» **YOUR GOAL**: Check every line of the entries below for the word "name", and copy the ones that have it.

(Rows from a dataset)
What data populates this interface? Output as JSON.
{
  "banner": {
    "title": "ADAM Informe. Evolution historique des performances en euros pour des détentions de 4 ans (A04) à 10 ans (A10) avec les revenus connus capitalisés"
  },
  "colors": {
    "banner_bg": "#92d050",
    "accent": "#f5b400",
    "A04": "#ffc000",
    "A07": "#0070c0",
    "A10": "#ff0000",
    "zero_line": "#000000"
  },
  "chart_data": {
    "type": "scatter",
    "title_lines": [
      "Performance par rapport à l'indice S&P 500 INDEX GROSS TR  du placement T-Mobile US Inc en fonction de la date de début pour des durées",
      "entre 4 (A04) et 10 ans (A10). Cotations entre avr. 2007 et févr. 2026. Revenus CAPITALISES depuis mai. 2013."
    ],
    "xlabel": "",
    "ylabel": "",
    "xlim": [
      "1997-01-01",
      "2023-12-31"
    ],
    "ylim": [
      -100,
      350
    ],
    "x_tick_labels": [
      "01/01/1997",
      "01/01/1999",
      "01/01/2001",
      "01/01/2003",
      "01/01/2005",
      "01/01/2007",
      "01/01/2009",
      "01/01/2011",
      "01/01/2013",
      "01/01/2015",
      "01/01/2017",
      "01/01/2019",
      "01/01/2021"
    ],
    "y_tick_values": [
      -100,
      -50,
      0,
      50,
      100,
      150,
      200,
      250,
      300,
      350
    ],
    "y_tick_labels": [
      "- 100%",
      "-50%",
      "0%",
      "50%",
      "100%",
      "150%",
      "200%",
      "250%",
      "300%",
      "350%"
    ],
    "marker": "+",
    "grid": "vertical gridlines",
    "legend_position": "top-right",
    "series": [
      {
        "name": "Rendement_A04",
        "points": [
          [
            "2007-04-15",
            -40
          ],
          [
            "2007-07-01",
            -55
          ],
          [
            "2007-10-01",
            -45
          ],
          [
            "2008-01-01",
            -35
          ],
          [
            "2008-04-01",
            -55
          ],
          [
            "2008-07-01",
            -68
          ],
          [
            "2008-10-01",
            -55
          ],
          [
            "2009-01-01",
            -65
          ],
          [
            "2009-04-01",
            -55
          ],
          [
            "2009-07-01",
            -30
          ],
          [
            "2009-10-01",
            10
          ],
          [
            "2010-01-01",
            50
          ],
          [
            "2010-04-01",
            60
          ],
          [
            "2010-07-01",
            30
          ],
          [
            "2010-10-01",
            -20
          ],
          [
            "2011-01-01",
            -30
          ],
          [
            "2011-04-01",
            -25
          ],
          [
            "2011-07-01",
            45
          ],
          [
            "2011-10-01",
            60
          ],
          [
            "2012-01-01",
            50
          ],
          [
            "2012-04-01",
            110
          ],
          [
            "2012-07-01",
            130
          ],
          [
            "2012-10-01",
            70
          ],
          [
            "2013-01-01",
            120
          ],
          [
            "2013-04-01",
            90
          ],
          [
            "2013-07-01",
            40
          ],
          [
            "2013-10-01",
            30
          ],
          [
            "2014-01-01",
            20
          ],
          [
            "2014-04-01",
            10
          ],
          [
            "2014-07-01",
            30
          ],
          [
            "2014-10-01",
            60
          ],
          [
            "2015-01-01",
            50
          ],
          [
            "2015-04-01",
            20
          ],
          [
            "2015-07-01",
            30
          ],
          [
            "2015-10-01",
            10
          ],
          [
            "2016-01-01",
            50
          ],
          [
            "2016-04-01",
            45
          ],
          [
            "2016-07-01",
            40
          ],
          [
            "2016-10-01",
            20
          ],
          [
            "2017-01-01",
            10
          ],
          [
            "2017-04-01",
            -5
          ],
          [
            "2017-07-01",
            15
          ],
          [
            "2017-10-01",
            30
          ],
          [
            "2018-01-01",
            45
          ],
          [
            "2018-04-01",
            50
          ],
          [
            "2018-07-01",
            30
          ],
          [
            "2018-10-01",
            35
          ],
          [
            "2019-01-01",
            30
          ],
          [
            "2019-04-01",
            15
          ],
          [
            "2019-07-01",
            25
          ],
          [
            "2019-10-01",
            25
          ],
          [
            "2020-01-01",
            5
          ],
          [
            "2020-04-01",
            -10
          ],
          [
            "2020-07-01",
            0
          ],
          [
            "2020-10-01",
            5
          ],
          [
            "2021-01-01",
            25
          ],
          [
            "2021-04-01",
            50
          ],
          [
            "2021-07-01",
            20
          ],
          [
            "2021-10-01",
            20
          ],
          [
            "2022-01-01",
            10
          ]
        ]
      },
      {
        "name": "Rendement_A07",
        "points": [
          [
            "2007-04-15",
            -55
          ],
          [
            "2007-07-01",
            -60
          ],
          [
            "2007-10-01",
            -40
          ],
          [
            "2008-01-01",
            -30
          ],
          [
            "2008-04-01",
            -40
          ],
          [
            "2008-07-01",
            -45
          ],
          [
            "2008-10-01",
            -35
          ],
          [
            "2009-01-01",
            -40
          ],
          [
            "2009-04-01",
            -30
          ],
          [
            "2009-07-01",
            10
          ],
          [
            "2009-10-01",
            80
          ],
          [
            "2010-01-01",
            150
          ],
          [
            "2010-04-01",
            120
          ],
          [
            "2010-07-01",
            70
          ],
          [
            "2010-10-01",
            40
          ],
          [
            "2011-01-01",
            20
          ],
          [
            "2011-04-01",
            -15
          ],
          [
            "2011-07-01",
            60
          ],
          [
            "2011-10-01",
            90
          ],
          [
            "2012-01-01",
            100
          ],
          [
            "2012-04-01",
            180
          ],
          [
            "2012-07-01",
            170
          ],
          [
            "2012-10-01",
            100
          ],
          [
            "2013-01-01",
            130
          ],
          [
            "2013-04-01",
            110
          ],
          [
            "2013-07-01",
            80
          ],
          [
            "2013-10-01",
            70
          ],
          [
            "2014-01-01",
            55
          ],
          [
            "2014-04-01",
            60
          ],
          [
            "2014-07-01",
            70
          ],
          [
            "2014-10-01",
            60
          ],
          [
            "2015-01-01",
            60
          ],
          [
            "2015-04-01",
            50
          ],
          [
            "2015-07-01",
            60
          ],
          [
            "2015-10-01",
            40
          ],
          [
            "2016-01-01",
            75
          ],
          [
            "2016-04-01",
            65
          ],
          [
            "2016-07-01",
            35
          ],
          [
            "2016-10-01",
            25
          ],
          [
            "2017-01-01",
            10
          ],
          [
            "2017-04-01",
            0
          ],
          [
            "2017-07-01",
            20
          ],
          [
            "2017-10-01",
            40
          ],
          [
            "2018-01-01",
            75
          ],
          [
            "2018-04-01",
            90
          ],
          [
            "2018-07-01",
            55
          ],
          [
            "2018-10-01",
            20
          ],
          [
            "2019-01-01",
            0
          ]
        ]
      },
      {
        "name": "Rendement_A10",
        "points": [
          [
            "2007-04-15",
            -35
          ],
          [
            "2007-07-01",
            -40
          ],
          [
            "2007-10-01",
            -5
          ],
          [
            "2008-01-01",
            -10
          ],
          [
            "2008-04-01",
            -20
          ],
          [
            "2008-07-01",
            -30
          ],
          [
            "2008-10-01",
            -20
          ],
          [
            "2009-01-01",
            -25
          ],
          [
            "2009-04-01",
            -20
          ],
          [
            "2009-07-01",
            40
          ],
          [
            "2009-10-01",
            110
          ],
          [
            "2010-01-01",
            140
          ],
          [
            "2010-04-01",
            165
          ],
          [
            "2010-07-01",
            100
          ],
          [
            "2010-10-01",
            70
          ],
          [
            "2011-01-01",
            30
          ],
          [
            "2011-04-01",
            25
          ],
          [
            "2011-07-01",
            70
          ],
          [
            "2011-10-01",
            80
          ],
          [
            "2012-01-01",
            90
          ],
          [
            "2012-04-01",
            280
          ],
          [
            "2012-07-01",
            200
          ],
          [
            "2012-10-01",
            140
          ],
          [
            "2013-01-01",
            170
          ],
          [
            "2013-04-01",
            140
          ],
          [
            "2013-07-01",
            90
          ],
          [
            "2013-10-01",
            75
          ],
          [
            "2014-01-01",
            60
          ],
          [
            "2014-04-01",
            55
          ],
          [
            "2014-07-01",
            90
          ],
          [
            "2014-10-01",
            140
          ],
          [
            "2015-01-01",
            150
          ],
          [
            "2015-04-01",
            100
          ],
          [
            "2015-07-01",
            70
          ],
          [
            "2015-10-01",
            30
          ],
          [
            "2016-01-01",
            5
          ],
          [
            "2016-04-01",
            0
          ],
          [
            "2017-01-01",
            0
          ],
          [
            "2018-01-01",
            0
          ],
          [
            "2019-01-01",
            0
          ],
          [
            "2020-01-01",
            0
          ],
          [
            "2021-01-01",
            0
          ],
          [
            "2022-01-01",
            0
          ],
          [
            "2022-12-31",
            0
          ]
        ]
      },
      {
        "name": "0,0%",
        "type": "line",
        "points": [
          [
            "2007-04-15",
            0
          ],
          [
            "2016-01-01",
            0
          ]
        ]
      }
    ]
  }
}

» **RESPONSE BELOW**:
        "name": "Rendement_A04",
        "name": "Rendement_A07",
        "name": "Rendement_A10",
        "name": "0,0%",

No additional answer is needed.